◆ **WORK REQUEST A**: In two sentences, what does the article on Study Break Media's header bidding say?
◆ **WORK REQUEST B**: Can you extend the article on Study Break Media's header bidding from the point where it stops?

◆ **EXCERPT**:
Header Bidding

Under the Hood: Study Break Media's Header Bidding Implementation

sovrnmarketing // July 26, 2016

header bidding sovrn.com

Study Break Media (recently acquired by Chegg) reaches 85% of students in the United States through their sites EasyBib, CitationMachine, BibMe and CiteThisForMe. With over 99 million unique users and 1.34 billion users per year, they have invested heavily in programmatic advertising to monetize their inventory, 95% of which is considered remnant.

Inside their header auctions

The Study Break Media team was an early adopter of header bidding, setting their first parters live in Q4 2014, reaching 4 partners by mid 2015. They now have 10 total header bidding partners, including Sovrn, running through their customized Prebid.js wrapper. Sovrn and three other top partners are integrated outside of their wrapper through an API integration.

“We chose to use Prebid for our wrapper because it allows us to integrate and test new partners rapidly.”

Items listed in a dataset
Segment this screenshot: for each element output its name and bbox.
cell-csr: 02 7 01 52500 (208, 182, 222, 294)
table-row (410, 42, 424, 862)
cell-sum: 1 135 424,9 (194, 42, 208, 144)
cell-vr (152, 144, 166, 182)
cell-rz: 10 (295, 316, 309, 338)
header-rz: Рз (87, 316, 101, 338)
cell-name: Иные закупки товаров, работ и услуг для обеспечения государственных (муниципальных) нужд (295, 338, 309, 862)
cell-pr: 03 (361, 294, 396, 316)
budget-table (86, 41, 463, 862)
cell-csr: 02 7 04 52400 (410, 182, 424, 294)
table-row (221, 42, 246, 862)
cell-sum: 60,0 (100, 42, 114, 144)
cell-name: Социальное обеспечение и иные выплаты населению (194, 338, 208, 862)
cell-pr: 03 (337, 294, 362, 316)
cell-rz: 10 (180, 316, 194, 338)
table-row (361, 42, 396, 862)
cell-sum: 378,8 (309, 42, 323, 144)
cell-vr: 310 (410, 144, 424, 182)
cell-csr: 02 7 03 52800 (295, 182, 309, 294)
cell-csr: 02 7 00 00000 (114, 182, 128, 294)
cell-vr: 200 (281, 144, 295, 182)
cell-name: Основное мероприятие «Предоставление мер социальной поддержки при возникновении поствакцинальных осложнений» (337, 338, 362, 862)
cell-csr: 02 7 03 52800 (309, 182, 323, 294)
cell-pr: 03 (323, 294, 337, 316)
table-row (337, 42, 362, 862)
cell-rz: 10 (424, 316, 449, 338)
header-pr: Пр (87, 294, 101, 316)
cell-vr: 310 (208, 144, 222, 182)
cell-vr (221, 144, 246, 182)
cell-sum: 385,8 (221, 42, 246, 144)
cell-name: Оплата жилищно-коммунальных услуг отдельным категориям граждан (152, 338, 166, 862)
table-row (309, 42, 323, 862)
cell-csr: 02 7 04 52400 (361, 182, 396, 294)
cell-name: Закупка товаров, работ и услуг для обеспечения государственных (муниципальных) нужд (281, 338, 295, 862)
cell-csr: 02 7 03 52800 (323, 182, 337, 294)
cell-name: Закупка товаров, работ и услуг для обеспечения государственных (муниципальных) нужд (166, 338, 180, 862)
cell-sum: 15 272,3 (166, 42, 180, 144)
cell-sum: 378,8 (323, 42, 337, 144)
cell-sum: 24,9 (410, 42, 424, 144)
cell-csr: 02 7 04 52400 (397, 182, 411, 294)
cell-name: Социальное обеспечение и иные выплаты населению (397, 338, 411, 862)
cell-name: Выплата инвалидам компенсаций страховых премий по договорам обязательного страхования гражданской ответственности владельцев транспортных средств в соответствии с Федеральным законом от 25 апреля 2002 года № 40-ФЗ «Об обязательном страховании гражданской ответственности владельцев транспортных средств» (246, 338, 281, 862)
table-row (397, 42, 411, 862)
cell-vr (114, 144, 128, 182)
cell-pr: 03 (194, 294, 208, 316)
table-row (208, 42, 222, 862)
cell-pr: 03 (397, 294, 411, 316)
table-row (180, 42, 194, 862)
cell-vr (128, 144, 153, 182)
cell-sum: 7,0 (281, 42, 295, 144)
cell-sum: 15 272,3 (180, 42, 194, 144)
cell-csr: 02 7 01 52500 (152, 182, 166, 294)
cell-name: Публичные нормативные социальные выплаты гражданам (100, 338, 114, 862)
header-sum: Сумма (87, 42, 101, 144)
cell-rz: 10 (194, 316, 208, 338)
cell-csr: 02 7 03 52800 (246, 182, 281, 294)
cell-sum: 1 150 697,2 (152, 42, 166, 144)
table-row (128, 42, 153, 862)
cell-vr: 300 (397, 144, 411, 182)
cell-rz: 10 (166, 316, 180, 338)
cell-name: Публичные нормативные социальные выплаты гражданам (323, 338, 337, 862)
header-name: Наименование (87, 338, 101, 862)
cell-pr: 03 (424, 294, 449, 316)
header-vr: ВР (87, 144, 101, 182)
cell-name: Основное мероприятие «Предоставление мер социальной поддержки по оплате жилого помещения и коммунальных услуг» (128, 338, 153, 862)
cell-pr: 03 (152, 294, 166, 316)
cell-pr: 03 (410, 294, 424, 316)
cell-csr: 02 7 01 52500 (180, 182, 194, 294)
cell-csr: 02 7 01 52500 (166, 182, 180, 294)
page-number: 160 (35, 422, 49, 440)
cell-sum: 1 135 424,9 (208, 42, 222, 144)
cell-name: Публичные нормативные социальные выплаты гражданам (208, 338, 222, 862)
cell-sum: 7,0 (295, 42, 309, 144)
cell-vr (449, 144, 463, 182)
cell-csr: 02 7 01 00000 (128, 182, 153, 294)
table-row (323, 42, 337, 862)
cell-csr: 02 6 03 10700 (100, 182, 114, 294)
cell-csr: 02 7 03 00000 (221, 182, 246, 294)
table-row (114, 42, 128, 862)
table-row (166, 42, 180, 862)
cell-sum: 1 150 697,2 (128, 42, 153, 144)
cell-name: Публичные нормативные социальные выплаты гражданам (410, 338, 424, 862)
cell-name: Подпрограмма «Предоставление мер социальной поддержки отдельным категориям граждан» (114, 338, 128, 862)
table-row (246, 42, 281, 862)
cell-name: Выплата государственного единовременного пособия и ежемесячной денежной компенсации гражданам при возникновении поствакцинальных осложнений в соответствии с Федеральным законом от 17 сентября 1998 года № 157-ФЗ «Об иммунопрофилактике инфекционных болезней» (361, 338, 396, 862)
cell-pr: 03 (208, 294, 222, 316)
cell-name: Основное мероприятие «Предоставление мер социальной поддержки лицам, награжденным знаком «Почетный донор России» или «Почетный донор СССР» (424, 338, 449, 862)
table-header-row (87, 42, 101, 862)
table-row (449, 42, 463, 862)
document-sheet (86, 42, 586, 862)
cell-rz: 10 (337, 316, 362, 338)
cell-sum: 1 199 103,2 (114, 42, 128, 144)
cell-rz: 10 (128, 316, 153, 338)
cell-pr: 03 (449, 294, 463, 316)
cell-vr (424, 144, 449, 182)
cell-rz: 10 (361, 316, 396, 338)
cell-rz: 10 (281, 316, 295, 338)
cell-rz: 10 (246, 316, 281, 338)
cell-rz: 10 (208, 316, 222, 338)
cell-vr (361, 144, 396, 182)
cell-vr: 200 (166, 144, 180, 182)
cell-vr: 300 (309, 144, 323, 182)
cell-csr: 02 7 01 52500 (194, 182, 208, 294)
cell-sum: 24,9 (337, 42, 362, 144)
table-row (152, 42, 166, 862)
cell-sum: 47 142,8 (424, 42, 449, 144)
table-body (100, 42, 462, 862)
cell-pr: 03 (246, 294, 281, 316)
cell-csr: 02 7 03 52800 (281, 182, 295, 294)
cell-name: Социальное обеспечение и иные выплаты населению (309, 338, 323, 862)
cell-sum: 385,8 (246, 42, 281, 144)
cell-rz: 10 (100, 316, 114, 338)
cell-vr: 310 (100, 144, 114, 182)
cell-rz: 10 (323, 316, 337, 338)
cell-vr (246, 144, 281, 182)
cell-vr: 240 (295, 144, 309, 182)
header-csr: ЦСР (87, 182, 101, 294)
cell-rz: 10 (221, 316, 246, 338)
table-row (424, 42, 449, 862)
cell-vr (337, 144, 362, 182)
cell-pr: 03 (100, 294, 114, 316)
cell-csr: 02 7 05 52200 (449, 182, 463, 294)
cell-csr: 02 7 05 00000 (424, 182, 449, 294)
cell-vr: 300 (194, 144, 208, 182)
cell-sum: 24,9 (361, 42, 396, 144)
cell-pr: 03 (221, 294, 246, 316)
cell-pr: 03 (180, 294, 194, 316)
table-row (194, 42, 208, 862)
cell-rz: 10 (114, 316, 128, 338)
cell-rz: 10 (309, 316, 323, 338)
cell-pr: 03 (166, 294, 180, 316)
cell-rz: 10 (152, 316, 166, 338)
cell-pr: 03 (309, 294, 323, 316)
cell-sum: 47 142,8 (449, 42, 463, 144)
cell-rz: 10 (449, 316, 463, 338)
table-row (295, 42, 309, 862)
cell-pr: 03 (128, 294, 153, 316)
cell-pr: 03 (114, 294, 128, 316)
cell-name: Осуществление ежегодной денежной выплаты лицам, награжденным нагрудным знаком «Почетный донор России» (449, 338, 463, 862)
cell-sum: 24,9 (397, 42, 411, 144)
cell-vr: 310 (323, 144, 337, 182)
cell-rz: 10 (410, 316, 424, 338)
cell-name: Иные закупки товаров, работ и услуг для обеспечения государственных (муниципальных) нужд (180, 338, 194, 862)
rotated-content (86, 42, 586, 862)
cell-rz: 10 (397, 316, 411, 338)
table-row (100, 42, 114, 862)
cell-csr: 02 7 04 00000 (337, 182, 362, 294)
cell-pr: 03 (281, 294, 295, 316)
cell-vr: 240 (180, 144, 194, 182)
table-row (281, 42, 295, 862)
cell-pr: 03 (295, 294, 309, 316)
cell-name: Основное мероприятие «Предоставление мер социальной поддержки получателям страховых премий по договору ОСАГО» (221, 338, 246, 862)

◆ **EXERCISE OUTPUT A**: Study Break Media, recently acquired by Chegg, reaches 85% of students in the United States through sites such as EasyBib, CitationMachine, BibMe and CiteThisForMe, and it has invested heavily in programmatic advertising because 95% of its inventory is considered remnant. An early adopter of header bidding that set its first partners live in Q4 2014, it now runs 10 partners, including Sovrn, through a customized Prebid.js wrapper, while Sovrn and three other top partners are integrated outside that wrapper through an API integration.

◆ **EXERCISE OUTPUT B**:
Before header bidding, Study Break Media’s DFP waterfall purchased around 60% of their inventory. After header bidding, 50% of inventory is won at a higher CPM than waterfall. They consider the 50% revenue attributed to header bidding as adding value to their overall solution, All demand is set up at Price Priority in DFP, so header bidders will only serve if they are able to monetize at a higher rate than their existing setup.

Currently, most of Study Break Media’s inventory is sold via header auctions save for a few remaining waterfall partners. They are still gathering an analyzing data to determine if header bidding valued demand is there to warrant an eventual move of all inventory to header auctions. The main roadblock from a full transition to header bidding is the lack of a solid solution for dynamic flooring based on page session depth. With high engagement and user sessions that reach up to nine pages and deeper, there is a noticeable drop off in bid density from partners on the deepest sessions. Remaining waterfall partners are in place to pick up these impressions.

Customizations

Each of SBM’s header bidding partners are only able to asses performance based on their own numbers. With permission, they with share SOV, discrepancy reports and KVP line item reports from partner to partner. This allows their team to put context to partner performance and explain the true value of each opportunity. Each customization that is implemented is vigorously A/B tested. Recent test have included partner density and partner timeouts.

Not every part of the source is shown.